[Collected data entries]
** Begin **

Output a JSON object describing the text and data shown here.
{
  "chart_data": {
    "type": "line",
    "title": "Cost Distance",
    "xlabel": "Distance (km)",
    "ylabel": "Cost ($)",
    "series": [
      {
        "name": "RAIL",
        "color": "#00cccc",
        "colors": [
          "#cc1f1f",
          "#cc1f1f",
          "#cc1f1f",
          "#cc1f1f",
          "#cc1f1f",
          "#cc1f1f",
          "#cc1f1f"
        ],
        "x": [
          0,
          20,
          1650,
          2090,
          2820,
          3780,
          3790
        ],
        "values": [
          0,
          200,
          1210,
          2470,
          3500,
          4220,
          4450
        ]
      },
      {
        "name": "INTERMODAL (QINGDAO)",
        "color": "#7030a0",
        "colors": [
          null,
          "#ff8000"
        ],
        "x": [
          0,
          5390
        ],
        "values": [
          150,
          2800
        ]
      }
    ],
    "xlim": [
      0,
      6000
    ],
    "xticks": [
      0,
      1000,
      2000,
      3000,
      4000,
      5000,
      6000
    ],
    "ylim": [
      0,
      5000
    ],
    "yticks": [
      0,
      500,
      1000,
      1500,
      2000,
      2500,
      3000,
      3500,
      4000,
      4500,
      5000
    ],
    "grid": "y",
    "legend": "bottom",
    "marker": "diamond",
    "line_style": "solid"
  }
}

** End **

- [To do]
Word for word, write out the data.

- [Exercise answer]
Output a JSON object describing the text and data shown here.
{
  "chart_data": {
    "type": "line",
    "title": "Cost Distance",
    "xlabel": "Distance (km)",
    "ylabel": "Cost ($)",
    "series": [
      {
        "name": "RAIL",
        "color": "#00cccc",
        "colors": [
          "#cc1f1f",
          "#cc1f1f",
          "#cc1f1f",
          "#cc1f1f",
          "#cc1f1f",
          "#cc1f1f",
          "#cc1f1f"
        ],
        "x": [
          0,
          20,
          1650,
          2090,
          2820,
          3780,
          3790
        ],
        "values": [
          0,
          200,
          1210,
          2470,
          3500,
          4220,
          4450
        ]
      },
      {
        "name": "INTERMODAL (QINGDAO)",
        "color": "#7030a0",
        "colors": [
          null,
          "#ff8000"
        ],
        "x": [
          0,
          5390
        ],
        "values": [
          150,
          2800
        ]
      }
    ],
    "xlim": [
      0,
      6000
    ],
    "xticks": [
      0,
      1000,
      2000,
      3000,
      4000,
      5000,
      6000
    ],
    "ylim": [
      0,
      5000
    ],
    "yticks": [
      0,
      500,
      1000,
      1500,
      2000,
      2500,
      3000,
      3500,
      4000,
      4500,
      5000
    ],
    "grid": "y",
    "legend": "bottom",
    "marker": "diamond",
    "line_style": "solid"
  }
}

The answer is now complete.